● AIM:
Your task is to print all of the data word for word.

Dataset items:
* * *

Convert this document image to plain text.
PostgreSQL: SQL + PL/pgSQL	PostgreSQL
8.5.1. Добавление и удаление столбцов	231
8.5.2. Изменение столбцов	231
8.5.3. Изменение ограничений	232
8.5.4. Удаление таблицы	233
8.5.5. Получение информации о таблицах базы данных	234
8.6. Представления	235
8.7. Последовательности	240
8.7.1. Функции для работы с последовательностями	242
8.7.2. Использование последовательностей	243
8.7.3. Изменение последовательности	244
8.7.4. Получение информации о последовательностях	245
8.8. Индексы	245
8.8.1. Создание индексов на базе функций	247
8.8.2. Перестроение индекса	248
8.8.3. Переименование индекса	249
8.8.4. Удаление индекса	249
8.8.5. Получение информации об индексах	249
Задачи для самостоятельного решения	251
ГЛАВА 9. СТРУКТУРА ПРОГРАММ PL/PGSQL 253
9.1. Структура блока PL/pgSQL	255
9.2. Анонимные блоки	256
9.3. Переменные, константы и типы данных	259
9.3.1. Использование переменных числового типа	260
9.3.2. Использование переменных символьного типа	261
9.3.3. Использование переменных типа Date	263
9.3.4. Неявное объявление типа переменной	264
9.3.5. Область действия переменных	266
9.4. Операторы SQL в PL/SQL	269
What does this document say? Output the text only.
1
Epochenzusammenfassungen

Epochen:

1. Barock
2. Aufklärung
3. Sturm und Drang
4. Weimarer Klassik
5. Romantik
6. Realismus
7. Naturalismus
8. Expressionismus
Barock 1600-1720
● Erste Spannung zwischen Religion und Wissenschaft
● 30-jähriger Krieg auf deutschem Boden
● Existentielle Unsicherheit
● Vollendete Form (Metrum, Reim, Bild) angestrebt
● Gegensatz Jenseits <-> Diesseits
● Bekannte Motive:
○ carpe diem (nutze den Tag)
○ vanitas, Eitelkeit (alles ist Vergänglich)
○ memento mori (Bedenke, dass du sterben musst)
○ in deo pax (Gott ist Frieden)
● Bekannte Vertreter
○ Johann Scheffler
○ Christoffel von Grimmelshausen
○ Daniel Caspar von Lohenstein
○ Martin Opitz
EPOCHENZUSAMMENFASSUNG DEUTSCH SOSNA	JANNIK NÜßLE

* * *

● FULL SOLUTION:
Convert this document image to plain text.
PostgreSQL: SQL + PL/pgSQL	PostgreSQL
8.5.1. Добавление и удаление столбцов	231
8.5.2. Изменение столбцов	231
8.5.3. Изменение ограничений	232
8.5.4. Удаление таблицы	233
8.5.5. Получение информации о таблицах базы данных	234
8.6. Представления	235
8.7. Последовательности	240
8.7.1. Функции для работы с последовательностями	242
8.7.2. Использование последовательностей	243
8.7.3. Изменение последовательности	244
8.7.4. Получение информации о последовательностях	245
8.8. Индексы	245
8.8.1. Создание индексов на базе функций	247
8.8.2. Перестроение индекса	248
8.8.3. Переименование индекса	249
8.8.4. Удаление индекса	249
8.8.5. Получение информации об индексах	249
Задачи для самостоятельного решения	251
ГЛАВА 9. СТРУКТУРА ПРОГРАММ PL/PGSQL 253
9.1. Структура блока PL/pgSQL	255
9.2. Анонимные блоки	256
9.3. Переменные, константы и типы данных	259
9.3.1. Использование переменных числового типа	260
9.3.2. Использование переменных символьного типа	261
9.3.3. Использование переменных типа Date	263
9.3.4. Неявное объявление типа переменной	264
9.3.5. Область действия переменных	266
9.4. Операторы SQL в PL/SQL	269
What does this document say? Output the text only.
1
Epochenzusammenfassungen

Epochen:

1. Barock
2. Aufklärung
3. Sturm und Drang
4. Weimarer Klassik
5. Romantik
6. Realismus
7. Naturalismus
8. Expressionismus
Barock 1600-1720
● Erste Spannung zwischen Religion und Wissenschaft
● 30-jähriger Krieg auf deutschem Boden
● Existentielle Unsicherheit
● Vollendete Form (Metrum, Reim, Bild) angestrebt
● Gegensatz Jenseits <-> Diesseits
● Bekannte Motive:
○ carpe diem (nutze den Tag)
○ vanitas, Eitelkeit (alles ist Vergänglich)
○ memento mori (Bedenke, dass du sterben musst)
○ in deo pax (Gott ist Frieden)
● Bekannte Vertreter
○ Johann Scheffler
○ Christoffel von Grimmelshausen
○ Daniel Caspar von Lohenstein
○ Martin Opitz
EPOCHENZUSAMMENFASSUNG DEUTSCH SOSNA	JANNIK NÜßLE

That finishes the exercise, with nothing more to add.